Return the lines below that carry the word "JSON".

** Start of Task inputs **

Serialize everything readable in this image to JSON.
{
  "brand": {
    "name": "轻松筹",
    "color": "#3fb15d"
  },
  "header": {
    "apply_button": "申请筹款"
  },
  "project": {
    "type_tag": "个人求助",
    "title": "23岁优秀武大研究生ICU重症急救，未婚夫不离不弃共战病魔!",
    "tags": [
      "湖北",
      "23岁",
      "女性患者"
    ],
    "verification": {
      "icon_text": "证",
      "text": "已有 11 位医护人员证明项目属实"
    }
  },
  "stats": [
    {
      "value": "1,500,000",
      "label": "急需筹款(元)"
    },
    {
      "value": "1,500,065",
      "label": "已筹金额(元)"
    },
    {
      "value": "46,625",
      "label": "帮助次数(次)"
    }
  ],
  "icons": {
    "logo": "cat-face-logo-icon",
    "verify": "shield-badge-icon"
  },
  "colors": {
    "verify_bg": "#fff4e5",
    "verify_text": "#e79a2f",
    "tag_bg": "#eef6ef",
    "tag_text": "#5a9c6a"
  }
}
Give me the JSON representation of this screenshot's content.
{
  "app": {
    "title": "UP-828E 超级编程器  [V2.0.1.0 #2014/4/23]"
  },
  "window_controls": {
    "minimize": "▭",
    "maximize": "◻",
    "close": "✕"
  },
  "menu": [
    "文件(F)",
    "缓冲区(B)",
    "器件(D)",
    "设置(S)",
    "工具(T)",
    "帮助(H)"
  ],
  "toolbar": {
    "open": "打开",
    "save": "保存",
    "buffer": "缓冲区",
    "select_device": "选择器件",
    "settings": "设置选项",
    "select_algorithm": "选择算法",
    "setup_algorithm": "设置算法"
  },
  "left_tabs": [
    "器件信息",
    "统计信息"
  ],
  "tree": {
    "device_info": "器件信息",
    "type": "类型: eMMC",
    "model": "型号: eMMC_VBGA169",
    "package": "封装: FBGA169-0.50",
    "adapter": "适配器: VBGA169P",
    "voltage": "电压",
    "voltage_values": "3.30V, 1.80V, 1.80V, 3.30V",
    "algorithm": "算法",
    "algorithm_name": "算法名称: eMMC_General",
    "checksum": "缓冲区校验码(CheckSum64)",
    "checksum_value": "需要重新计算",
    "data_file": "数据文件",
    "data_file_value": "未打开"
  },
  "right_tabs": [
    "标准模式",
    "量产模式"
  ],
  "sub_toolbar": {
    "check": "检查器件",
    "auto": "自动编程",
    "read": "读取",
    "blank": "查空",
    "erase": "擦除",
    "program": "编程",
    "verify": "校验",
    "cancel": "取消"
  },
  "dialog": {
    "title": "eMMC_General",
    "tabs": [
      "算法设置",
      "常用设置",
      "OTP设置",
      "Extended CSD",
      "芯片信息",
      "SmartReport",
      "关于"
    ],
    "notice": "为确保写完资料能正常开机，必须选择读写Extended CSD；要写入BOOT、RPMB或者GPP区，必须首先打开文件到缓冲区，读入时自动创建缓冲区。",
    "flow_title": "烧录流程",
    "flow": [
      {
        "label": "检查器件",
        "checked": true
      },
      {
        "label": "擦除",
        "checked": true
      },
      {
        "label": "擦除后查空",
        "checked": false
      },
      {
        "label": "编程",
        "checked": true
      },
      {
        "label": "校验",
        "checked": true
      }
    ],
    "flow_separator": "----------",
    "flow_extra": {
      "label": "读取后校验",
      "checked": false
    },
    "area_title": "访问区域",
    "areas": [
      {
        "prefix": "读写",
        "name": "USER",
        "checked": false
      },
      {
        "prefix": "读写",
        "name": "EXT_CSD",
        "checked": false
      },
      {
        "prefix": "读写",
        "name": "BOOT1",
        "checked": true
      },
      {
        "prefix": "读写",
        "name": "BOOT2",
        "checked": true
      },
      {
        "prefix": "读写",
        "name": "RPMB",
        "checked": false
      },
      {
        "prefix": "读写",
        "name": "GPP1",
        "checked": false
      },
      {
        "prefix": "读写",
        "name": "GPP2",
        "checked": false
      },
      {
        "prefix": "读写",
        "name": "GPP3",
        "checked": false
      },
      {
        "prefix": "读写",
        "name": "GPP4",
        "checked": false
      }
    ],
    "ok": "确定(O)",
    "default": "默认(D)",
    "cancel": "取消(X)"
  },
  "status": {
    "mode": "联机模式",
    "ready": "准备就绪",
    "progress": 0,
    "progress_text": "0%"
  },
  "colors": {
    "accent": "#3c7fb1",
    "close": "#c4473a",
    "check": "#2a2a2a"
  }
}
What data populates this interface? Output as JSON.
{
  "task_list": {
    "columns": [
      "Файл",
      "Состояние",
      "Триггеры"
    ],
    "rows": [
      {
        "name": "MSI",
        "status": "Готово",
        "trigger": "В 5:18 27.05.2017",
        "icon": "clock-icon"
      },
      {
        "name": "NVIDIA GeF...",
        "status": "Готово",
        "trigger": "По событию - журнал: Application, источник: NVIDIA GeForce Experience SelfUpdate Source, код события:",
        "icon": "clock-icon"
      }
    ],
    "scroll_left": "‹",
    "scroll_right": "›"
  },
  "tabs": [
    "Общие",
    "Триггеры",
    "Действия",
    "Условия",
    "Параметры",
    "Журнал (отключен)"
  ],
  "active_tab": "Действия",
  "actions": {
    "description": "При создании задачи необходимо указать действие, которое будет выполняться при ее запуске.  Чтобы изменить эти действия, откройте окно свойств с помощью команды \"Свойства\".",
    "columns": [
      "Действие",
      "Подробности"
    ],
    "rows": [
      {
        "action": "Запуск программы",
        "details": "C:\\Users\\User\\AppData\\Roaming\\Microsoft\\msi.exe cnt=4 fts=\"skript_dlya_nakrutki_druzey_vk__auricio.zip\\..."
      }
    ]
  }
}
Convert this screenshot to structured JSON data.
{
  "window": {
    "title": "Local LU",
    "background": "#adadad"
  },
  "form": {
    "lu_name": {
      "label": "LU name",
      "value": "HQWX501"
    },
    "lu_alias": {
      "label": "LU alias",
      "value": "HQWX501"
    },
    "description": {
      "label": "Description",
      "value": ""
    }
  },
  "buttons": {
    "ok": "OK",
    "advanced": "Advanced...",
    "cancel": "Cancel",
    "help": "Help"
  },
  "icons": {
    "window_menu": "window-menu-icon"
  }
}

** End of Task inputs **

=== Task answer ===
Serialize everything readable in this image to JSON.
Give me the JSON representation of this screenshot's content.
What data populates this interface? Output as JSON.
Convert this screenshot to structured JSON data.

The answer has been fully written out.